▶ **SHORT EXERCISE**
Count every line of these entries that holds the word "product", and reply with the number only.

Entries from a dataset
* Begin *

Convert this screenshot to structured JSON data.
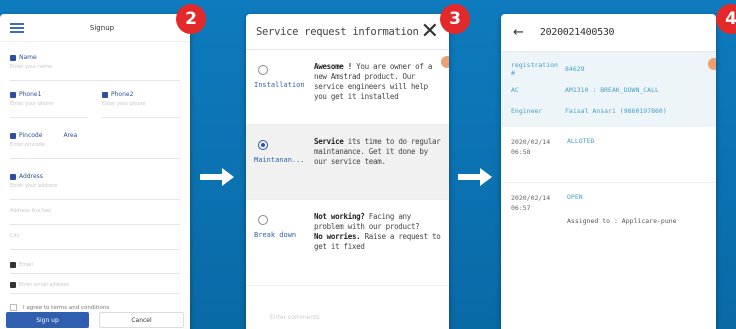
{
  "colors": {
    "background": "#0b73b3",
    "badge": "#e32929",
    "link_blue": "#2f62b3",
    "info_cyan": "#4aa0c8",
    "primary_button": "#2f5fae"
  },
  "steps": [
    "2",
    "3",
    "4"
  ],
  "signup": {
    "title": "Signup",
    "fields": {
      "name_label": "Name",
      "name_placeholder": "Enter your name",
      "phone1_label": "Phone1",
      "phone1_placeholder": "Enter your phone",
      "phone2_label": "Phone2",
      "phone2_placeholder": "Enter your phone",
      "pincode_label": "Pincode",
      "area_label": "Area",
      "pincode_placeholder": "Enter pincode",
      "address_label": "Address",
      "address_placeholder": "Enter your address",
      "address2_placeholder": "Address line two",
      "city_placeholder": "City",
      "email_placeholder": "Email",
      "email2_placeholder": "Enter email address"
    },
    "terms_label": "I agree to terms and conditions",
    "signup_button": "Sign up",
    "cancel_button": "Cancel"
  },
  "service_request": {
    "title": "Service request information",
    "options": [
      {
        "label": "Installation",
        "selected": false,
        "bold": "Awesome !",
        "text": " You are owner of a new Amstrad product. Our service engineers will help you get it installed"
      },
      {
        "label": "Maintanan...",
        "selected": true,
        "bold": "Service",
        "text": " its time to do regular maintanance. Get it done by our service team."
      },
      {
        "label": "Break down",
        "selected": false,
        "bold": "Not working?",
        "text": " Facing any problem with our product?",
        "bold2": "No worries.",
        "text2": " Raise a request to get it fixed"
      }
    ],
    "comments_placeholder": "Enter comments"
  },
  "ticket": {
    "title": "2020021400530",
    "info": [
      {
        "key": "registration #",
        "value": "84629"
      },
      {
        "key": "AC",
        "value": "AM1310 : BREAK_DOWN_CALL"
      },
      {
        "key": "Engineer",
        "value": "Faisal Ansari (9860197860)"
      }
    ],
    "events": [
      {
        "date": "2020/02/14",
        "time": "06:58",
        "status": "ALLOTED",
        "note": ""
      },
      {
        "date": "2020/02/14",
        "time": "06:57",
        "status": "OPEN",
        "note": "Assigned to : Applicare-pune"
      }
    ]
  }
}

* End *
* Begin *

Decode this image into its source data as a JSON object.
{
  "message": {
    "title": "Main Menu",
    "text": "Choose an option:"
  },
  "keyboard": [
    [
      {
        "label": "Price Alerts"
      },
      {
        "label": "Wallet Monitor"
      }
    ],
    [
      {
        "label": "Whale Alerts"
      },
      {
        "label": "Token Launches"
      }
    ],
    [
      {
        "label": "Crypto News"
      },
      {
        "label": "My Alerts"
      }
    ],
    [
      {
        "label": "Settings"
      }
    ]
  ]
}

* End *
* Begin *

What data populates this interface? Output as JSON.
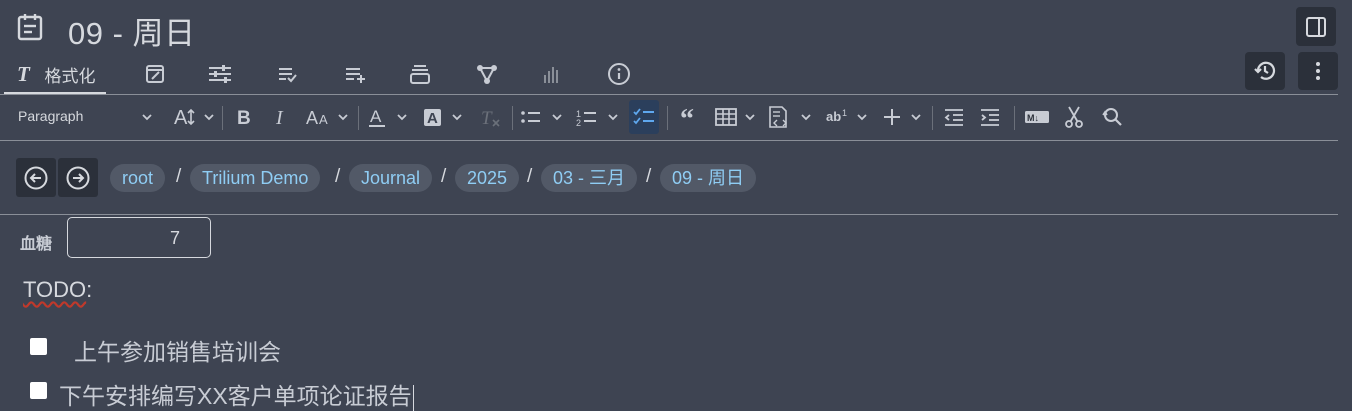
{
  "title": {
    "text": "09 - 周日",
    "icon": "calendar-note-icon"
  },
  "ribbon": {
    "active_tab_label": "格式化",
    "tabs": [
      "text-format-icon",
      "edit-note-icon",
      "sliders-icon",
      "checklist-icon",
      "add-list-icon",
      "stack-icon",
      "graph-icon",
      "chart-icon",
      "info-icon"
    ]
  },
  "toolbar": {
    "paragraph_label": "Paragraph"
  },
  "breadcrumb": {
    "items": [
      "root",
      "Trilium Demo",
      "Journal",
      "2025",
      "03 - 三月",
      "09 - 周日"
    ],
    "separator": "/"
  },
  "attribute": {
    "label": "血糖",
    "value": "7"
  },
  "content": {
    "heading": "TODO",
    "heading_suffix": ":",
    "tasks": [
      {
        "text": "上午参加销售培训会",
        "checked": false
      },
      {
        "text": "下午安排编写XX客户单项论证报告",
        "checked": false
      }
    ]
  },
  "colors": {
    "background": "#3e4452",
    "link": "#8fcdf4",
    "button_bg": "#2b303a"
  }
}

* End *

▶ **RESPONSE TO THIS TASK**
2